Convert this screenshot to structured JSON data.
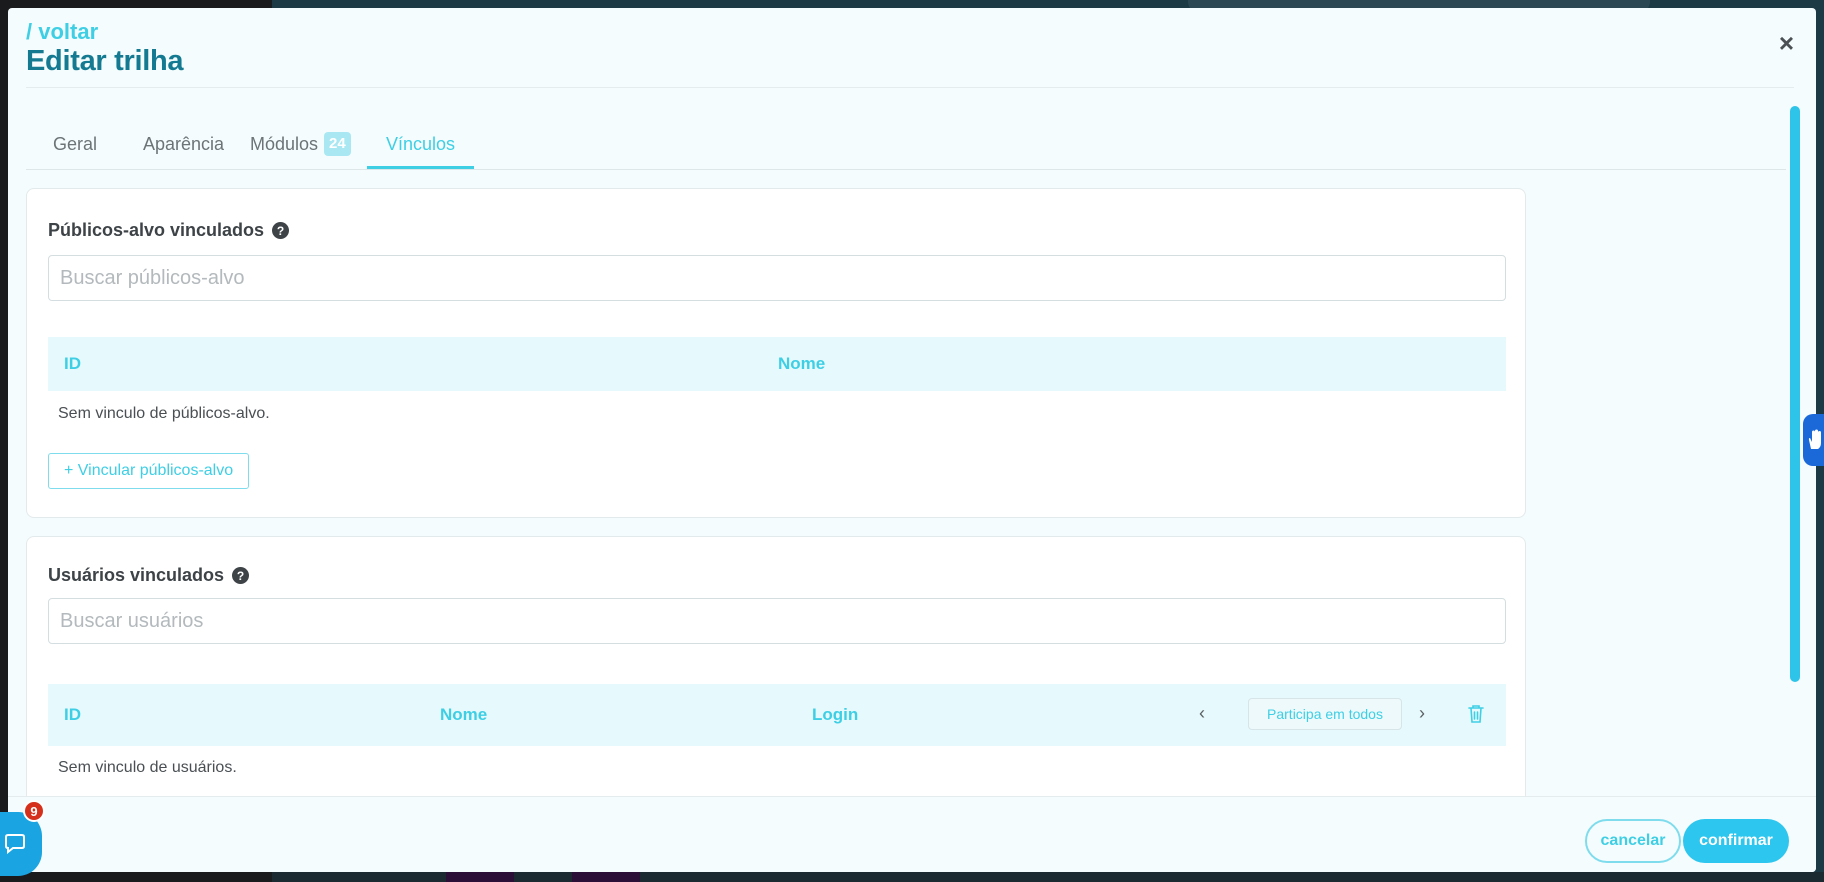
{
  "header": {
    "back_link": "/ voltar",
    "title": "Editar trilha",
    "close": "×"
  },
  "tabs": [
    {
      "label": "Geral",
      "active": false
    },
    {
      "label": "Aparência",
      "active": false
    },
    {
      "label": "Módulos",
      "badge": "24",
      "active": false
    },
    {
      "label": "Vínculos",
      "active": true
    }
  ],
  "audiences": {
    "heading": "Públicos-alvo vinculados",
    "search_placeholder": "Buscar públicos-alvo",
    "columns": [
      "ID",
      "Nome"
    ],
    "empty_text": "Sem vinculo de públicos-alvo.",
    "add_button": "+ Vincular públicos-alvo"
  },
  "users": {
    "heading": "Usuários vinculados",
    "search_placeholder": "Buscar usuários",
    "columns": [
      "ID",
      "Nome",
      "Login"
    ],
    "participates_all": "Participa em todos",
    "empty_text": "Sem vinculo de usuários."
  },
  "footer": {
    "cancel": "cancelar",
    "confirm": "confirmar"
  },
  "chat": {
    "badge_count": "9"
  },
  "colors": {
    "accent": "#3ecfe5",
    "title": "#147a92",
    "primary_button": "#2cc6ee",
    "badge_red": "#d5301b"
  }
}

____

**GIVEN EXERCISE:** Without the pictures, write out all of the material exactly.

**SOLUTION:**
Convert this screenshot to structured JSON data.
{
  "header": {
    "back_link": "/ voltar",
    "title": "Editar trilha",
    "close": "×"
  },
  "tabs": [
    {
      "label": "Geral",
      "active": false
    },
    {
      "label": "Aparência",
      "active": false
    },
    {
      "label": "Módulos",
      "badge": "24",
      "active": false
    },
    {
      "label": "Vínculos",
      "active": true
    }
  ],
  "audiences": {
    "heading": "Públicos-alvo vinculados",
    "search_placeholder": "Buscar públicos-alvo",
    "columns": [
      "ID",
      "Nome"
    ],
    "empty_text": "Sem vinculo de públicos-alvo.",
    "add_button": "+ Vincular públicos-alvo"
  },
  "users": {
    "heading": "Usuários vinculados",
    "search_placeholder": "Buscar usuários",
    "columns": [
      "ID",
      "Nome",
      "Login"
    ],
    "participates_all": "Participa em todos",
    "empty_text": "Sem vinculo de usuários."
  },
  "footer": {
    "cancel": "cancelar",
    "confirm": "confirmar"
  },
  "chat": {
    "badge_count": "9"
  },
  "colors": {
    "accent": "#3ecfe5",
    "title": "#147a92",
    "primary_button": "#2cc6ee",
    "badge_red": "#d5301b"
  }
}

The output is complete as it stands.